Records that describe figures
--------
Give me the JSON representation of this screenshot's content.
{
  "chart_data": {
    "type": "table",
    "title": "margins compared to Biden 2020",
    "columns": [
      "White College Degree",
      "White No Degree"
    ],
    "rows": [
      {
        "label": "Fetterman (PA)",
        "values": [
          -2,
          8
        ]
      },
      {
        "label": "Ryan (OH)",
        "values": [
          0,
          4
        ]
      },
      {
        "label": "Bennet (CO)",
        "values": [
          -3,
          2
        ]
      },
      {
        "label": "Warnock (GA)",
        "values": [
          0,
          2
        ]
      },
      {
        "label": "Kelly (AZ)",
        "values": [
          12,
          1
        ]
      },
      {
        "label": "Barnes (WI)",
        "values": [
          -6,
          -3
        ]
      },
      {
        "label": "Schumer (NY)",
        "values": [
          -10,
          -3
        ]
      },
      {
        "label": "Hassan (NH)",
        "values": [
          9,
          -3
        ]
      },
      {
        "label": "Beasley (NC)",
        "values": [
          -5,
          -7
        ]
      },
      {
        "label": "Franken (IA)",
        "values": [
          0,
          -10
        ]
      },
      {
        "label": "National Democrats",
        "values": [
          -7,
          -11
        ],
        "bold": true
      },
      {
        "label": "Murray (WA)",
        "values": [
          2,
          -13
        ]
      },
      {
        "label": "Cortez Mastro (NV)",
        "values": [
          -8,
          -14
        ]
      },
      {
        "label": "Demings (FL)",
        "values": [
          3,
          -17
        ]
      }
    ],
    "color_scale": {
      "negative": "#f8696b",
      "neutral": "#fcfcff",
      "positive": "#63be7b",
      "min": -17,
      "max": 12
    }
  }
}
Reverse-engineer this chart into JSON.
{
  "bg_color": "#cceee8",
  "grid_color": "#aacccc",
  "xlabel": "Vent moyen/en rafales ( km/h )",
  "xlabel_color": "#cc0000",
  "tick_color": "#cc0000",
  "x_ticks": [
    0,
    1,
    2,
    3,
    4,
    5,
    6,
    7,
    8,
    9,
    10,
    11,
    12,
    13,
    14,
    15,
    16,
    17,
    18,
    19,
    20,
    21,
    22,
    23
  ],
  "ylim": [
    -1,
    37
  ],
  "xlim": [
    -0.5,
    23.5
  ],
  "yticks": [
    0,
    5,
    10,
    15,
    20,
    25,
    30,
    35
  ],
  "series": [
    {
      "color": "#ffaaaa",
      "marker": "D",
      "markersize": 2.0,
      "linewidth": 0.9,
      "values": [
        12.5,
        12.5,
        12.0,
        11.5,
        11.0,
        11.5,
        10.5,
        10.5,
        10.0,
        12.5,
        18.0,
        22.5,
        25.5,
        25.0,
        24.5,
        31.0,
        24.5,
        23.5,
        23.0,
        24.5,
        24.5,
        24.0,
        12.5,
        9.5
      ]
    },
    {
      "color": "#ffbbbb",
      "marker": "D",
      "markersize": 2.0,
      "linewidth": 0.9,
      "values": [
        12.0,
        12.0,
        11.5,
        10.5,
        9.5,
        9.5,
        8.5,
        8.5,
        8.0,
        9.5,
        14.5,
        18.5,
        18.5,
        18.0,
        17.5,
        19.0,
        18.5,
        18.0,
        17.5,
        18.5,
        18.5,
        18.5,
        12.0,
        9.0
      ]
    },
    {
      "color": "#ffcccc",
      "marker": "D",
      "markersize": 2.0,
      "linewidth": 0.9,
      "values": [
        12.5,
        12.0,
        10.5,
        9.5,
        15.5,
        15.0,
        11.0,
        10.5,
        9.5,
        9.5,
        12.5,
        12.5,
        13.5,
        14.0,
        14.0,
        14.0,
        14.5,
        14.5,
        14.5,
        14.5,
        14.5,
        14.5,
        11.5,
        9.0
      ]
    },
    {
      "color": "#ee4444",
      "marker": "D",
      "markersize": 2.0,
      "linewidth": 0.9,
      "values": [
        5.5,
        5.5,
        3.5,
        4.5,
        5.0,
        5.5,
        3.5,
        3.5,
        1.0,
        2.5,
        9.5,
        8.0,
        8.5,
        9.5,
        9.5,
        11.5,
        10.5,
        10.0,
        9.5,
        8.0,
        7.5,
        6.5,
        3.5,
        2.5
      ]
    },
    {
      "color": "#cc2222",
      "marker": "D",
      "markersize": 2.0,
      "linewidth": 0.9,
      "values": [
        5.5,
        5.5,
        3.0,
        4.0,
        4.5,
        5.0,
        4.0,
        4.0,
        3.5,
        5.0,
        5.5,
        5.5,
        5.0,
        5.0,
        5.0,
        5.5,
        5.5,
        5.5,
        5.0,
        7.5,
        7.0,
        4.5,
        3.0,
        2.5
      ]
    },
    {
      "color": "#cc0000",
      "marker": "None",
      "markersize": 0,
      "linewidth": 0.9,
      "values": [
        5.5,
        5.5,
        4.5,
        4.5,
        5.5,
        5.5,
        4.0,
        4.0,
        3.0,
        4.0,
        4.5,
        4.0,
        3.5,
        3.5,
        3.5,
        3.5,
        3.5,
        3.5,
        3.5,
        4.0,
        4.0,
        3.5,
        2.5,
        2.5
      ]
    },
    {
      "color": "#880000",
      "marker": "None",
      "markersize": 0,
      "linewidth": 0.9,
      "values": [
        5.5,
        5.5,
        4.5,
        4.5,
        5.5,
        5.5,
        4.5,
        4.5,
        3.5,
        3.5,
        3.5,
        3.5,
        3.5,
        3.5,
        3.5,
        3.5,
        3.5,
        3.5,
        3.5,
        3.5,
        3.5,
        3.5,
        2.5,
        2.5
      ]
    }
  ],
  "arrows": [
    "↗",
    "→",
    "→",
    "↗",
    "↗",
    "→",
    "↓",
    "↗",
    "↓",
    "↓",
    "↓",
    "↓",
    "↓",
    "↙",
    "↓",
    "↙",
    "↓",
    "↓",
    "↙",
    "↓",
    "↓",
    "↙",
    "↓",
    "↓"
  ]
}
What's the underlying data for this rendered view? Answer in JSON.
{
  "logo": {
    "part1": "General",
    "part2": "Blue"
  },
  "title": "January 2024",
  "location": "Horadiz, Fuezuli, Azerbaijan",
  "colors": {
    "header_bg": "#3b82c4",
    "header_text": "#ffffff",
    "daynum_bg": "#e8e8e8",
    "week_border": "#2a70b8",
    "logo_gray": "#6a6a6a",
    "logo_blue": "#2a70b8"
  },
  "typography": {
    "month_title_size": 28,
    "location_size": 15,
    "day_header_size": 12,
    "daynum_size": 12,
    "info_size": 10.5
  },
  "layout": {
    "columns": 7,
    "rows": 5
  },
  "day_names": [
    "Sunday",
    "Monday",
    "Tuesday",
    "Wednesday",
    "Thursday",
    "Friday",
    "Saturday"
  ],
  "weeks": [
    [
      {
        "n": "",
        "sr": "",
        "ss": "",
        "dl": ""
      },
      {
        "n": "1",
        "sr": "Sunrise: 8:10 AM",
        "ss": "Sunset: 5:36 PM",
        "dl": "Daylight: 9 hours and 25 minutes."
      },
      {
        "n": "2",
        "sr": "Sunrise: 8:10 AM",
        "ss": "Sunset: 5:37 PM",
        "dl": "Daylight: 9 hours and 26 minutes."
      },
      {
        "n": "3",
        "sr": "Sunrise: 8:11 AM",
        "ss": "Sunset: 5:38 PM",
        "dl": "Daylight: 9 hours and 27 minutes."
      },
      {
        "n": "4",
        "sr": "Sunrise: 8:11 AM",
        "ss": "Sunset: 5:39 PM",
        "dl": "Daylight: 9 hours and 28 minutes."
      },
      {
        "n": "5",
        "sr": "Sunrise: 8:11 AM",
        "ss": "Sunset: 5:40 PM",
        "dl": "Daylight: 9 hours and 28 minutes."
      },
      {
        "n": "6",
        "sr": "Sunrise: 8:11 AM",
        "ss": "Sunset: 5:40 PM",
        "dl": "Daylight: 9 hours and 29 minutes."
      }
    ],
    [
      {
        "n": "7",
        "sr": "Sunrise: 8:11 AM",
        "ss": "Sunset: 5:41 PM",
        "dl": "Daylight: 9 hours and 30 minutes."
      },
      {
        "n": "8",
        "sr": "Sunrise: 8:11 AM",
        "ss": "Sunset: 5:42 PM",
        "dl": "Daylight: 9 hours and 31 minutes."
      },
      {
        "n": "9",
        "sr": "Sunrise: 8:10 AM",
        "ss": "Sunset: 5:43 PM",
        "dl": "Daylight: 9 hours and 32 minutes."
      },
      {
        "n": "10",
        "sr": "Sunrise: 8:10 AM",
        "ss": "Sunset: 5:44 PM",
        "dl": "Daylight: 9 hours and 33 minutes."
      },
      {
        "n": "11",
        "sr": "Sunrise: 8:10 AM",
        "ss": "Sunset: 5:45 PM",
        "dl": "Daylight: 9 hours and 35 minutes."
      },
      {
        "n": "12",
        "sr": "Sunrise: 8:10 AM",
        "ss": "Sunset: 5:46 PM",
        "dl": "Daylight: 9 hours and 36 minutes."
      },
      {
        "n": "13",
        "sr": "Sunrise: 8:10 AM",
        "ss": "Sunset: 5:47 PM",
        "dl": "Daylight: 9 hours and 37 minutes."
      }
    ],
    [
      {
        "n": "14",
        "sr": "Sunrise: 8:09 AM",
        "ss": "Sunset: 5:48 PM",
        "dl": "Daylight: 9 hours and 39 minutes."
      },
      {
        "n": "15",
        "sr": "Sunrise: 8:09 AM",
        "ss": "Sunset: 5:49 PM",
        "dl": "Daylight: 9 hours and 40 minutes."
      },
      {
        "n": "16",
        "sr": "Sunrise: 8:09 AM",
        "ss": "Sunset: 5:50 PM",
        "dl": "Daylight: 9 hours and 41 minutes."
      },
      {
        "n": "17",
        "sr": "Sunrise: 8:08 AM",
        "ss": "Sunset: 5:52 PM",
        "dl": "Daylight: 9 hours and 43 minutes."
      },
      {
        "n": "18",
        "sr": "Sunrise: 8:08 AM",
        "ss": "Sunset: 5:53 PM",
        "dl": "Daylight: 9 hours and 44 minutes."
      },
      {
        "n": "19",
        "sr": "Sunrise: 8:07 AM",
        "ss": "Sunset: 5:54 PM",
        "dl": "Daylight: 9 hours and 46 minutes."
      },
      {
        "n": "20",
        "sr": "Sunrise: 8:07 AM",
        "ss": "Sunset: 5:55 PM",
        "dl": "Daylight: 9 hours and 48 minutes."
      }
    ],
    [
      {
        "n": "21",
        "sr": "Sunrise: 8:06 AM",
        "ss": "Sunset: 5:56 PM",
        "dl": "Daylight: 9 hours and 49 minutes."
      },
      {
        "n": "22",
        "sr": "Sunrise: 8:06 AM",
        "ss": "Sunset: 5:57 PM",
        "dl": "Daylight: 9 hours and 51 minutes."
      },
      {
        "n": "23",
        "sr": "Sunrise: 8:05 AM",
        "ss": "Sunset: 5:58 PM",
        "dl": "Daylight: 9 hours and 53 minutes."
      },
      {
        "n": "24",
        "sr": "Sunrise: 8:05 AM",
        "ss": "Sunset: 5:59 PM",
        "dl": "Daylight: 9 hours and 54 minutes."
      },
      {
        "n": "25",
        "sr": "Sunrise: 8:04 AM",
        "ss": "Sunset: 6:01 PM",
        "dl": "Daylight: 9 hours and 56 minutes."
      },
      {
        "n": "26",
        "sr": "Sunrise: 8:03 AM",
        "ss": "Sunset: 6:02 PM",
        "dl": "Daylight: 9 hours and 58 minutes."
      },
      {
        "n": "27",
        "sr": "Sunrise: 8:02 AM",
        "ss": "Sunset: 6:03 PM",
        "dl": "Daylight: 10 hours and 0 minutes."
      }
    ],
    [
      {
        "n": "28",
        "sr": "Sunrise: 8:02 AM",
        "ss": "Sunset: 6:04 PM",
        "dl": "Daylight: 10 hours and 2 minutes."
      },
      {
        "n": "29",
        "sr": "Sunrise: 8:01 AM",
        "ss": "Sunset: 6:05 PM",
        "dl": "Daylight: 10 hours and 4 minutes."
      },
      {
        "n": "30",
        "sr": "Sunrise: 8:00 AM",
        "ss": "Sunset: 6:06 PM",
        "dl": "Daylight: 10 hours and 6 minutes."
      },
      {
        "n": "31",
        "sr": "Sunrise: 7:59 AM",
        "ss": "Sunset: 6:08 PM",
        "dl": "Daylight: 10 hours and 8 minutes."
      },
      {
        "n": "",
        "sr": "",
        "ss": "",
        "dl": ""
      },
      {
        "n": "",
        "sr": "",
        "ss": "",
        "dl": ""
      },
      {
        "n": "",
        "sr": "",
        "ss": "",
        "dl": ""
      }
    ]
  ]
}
--------
- PROBLEM DETAILS -
Search the preceding listing for the word "Degree" and pull out every line that holds it.

- RESPONSE BELOW -
      "White College Degree",
      "White No Degree"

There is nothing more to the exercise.